-- Start Information given --

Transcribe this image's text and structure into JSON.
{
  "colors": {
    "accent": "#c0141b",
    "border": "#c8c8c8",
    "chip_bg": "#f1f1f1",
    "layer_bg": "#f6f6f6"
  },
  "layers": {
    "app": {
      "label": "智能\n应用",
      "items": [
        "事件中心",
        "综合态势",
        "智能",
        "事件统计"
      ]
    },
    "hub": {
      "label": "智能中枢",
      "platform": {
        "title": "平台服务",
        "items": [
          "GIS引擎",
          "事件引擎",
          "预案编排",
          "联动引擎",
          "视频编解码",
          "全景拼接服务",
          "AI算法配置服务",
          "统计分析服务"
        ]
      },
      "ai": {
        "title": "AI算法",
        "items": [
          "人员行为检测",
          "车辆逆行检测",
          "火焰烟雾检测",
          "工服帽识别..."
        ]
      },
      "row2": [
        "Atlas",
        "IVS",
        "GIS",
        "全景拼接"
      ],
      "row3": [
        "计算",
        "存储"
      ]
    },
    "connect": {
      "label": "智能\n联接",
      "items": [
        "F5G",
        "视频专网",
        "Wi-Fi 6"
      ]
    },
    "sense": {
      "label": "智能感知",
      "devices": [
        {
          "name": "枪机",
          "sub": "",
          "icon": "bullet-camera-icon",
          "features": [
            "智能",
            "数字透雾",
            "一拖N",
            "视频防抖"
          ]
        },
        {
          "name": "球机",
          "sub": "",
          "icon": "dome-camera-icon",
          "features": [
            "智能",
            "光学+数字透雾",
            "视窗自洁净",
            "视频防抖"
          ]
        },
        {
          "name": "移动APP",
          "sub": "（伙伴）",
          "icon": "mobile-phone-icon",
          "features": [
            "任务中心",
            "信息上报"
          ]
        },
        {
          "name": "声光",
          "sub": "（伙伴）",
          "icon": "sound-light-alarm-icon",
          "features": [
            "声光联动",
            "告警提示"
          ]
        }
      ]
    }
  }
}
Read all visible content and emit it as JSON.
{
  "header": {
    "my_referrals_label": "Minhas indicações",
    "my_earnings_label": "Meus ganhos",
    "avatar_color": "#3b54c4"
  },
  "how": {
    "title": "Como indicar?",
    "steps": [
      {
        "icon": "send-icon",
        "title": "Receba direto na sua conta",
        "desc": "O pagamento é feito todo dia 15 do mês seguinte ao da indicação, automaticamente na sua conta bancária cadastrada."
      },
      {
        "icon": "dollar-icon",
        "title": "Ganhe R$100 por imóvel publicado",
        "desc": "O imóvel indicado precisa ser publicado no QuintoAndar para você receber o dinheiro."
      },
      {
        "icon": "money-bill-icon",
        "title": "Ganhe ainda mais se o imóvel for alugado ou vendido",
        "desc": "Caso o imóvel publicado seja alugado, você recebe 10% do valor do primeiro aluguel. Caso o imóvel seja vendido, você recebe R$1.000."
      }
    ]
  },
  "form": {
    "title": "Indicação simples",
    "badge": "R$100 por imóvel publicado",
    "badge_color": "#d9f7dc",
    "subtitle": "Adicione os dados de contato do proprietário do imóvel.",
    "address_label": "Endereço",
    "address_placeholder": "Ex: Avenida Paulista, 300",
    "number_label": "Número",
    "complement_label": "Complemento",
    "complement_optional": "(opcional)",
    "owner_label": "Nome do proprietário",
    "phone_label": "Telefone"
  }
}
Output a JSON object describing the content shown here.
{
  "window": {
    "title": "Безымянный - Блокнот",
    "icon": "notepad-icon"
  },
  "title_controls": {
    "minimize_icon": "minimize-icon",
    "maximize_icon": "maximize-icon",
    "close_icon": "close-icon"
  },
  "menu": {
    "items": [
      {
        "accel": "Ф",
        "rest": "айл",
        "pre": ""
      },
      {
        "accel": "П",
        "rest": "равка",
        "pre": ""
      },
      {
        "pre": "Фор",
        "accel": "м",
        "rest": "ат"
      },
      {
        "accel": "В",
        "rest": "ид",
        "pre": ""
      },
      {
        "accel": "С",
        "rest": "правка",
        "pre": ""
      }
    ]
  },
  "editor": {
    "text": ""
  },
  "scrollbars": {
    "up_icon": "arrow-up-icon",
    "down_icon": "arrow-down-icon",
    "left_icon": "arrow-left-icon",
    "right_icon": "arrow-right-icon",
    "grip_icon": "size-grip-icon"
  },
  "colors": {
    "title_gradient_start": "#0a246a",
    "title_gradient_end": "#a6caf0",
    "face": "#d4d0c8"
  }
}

-- End Information given --

* What is asked
Give the number of lines that hold the word "text" in these records, with nothing added.

* Result of the exercise
2